PROBLEM DETAILS = Narrow the data below down to the lines containing "tested".
--- BEGIN ---
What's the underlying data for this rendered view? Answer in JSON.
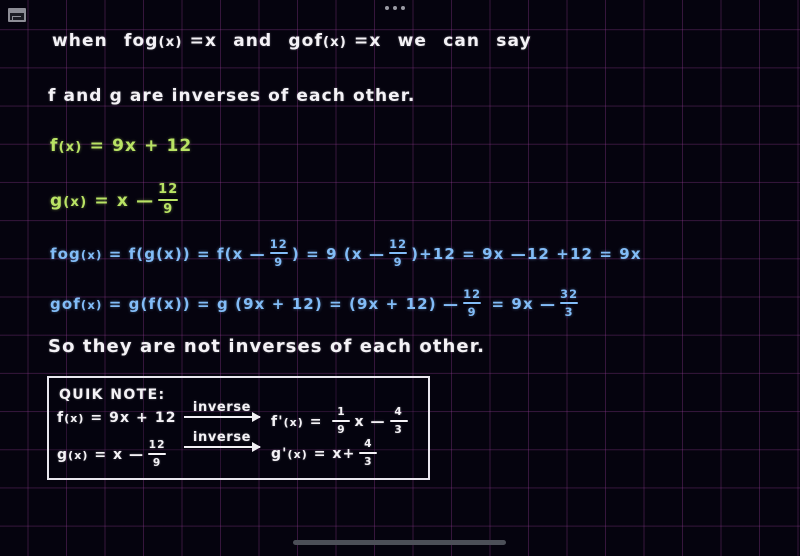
{
  "app": {
    "background_color": "#05030e",
    "grid_color": "#963c96",
    "window_icon": "window-panel-icon",
    "more_dots": "more-options-dots",
    "scroll_indicator": "bottom-scrollbar"
  },
  "palette": {
    "white_ink": "#f4f2f6",
    "green_ink": "#b9e364",
    "blue_ink": "#82bcf7"
  },
  "notes": {
    "line1": {
      "color": "white",
      "parts": [
        "when",
        "fog",
        "(x)",
        "=",
        "x",
        "and",
        "gof",
        "(x)",
        "=",
        "x",
        "we",
        "can",
        "say"
      ],
      "text": "when fog(x) = x and gof(x) = x we can say"
    },
    "line2": {
      "color": "white",
      "text": "f and g are inverses of each other."
    },
    "f_def": {
      "color": "green",
      "lhs": "f",
      "lhs_arg": "(x)",
      "eq": "=",
      "rhs": "9x + 12",
      "text": "f(x) = 9x + 12"
    },
    "g_def": {
      "color": "green",
      "lhs": "g",
      "lhs_arg": "(x)",
      "eq": "=",
      "rhs_lead": "x",
      "minus": "—",
      "frac_num": "12",
      "frac_den": "9",
      "text": "g(x) = x - 12/9"
    },
    "fog_line": {
      "color": "blue",
      "text": "fog(x) = f(g(x)) = f(x - 12/9) = 9(x - 12/9) + 12 = 9x - 12 + 12 = 9x",
      "tokens": {
        "t1": "fog",
        "t1a": "(x)",
        "eq1": "=",
        "t2": "f(g(x))",
        "eq2": "=",
        "t3_lead": "f(",
        "t3_x": "x",
        "t3_minus": "—",
        "t3_num": "12",
        "t3_den": "9",
        "t3_close": ")",
        "eq3": "=",
        "t4_lead": "9 (",
        "t4_x": "x",
        "t4_minus": "—",
        "t4_num": "12",
        "t4_den": "9",
        "t4_close": ")",
        "t4_tail": "+12",
        "eq4": "=",
        "t5": "9x —12 +12",
        "eq5": "=",
        "t6": "9x"
      }
    },
    "gof_line": {
      "color": "blue",
      "text": "gof(x) = g(f(x)) = g(9x + 12) = (9x + 12) - 12/9 = 9x - 32/3",
      "tokens": {
        "t1": "gof",
        "t1a": "(x)",
        "eq1": "=",
        "t2": "g(f(x))",
        "eq2": "=",
        "t3": "g (9x + 12)",
        "eq3": "=",
        "t4": "(9x + 12)",
        "t4_minus": "—",
        "t4_num": "12",
        "t4_den": "9",
        "eq4": "=",
        "t5": "9x",
        "t5_minus": "—",
        "t5_num": "32",
        "t5_den": "3"
      }
    },
    "conclusion": {
      "color": "white",
      "text": "So they are not inverses of each other."
    }
  },
  "quik_note": {
    "title": "QUIK NOTE:",
    "arrow_label_1": "inverse",
    "arrow_label_2": "inverse",
    "row1": {
      "left": "f(x) = 9x + 12",
      "left_fn": "f",
      "left_arg": "(x)",
      "left_eq": "=",
      "left_rhs": "9x + 12",
      "right_fn": "f'",
      "right_arg": "(x)",
      "right_eq": "=",
      "frac1_num": "1",
      "frac1_den": "9",
      "mid_x": "x",
      "minus": "—",
      "frac2_num": "4",
      "frac2_den": "3",
      "right_text": "f'(x) = (1/9)x - 4/3"
    },
    "row2": {
      "left_fn": "g",
      "left_arg": "(x)",
      "left_eq": "=",
      "left_x": "x",
      "left_minus": "—",
      "left_num": "12",
      "left_den": "9",
      "left_text": "g(x) = x - 12/9",
      "right_fn": "g'",
      "right_arg": "(x)",
      "right_eq": "=",
      "right_x": "x",
      "plus": "+",
      "frac_num": "4",
      "frac_den": "3",
      "right_text": "g'(x) = x + 4/3"
    }
  }
}
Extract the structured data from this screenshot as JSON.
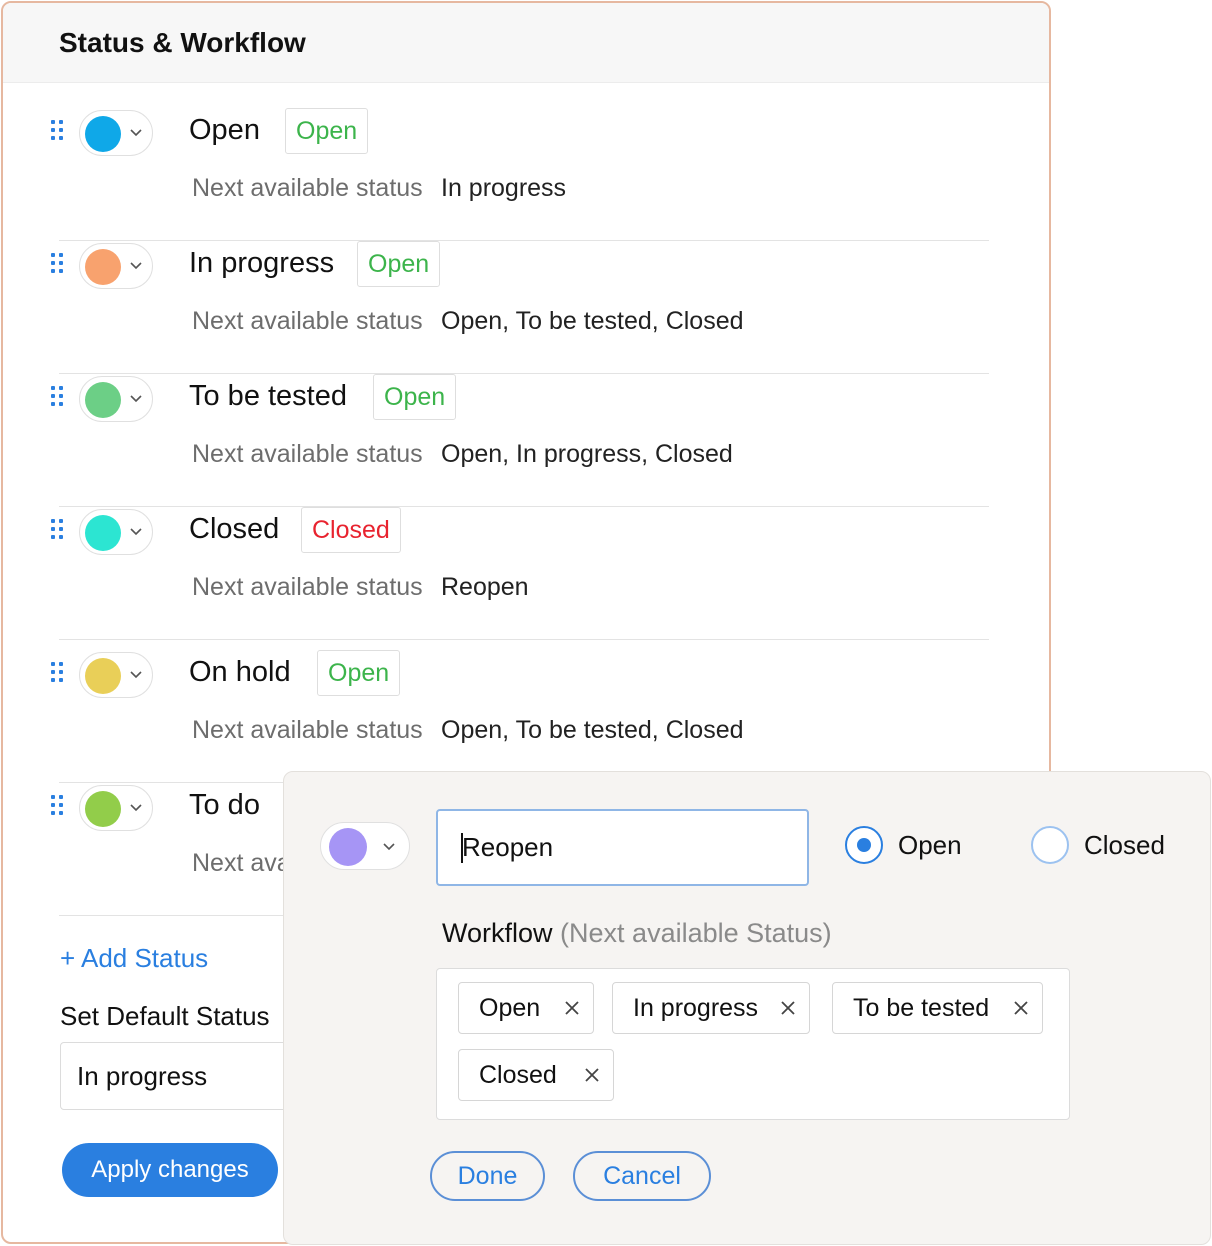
{
  "panel": {
    "title": "Status & Workflow"
  },
  "next_label": "Next available status",
  "statuses": [
    {
      "name": "Open",
      "color": "#0fa8e8",
      "type": "Open",
      "type_color": "#3cb44b",
      "next": "In progress"
    },
    {
      "name": "In progress",
      "color": "#f8a26e",
      "type": "Open",
      "type_color": "#3cb44b",
      "next": "Open, To be tested, Closed"
    },
    {
      "name": "To be tested",
      "color": "#6ccf86",
      "type": "Open",
      "type_color": "#3cb44b",
      "next": "Open, In progress, Closed"
    },
    {
      "name": "Closed",
      "color": "#2ce5d2",
      "type": "Closed",
      "type_color": "#e8232f",
      "next": "Reopen"
    },
    {
      "name": "On hold",
      "color": "#e9cf58",
      "type": "Open",
      "type_color": "#3cb44b",
      "next": "Open, To be tested, Closed"
    },
    {
      "name": "To do",
      "color": "#92cd4a",
      "type": "",
      "type_color": "#3cb44b",
      "next": "Next ava"
    }
  ],
  "add_status": "+ Add Status",
  "default_status": {
    "label": "Set Default Status",
    "value": "In progress"
  },
  "apply_button": "Apply changes",
  "popup": {
    "color": "#a695f5",
    "name_value": "Reopen",
    "radio_open": "Open",
    "radio_closed": "Closed",
    "selected_type": "Open",
    "workflow_label": "Workflow",
    "workflow_sub": "(Next available Status)",
    "tags": [
      "Open",
      "In progress",
      "To be tested",
      "Closed"
    ],
    "done": "Done",
    "cancel": "Cancel"
  },
  "icons": {
    "drag": "drag-handle-icon",
    "chevron": "chevron-down-icon",
    "remove": "close-icon"
  }
}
--- END ---
WRITTEN SOLUTION =
      "next": "Open, To be tested, Closed"
      "name": "To be tested",
      "next": "Open, To be tested, Closed"
      "To be tested",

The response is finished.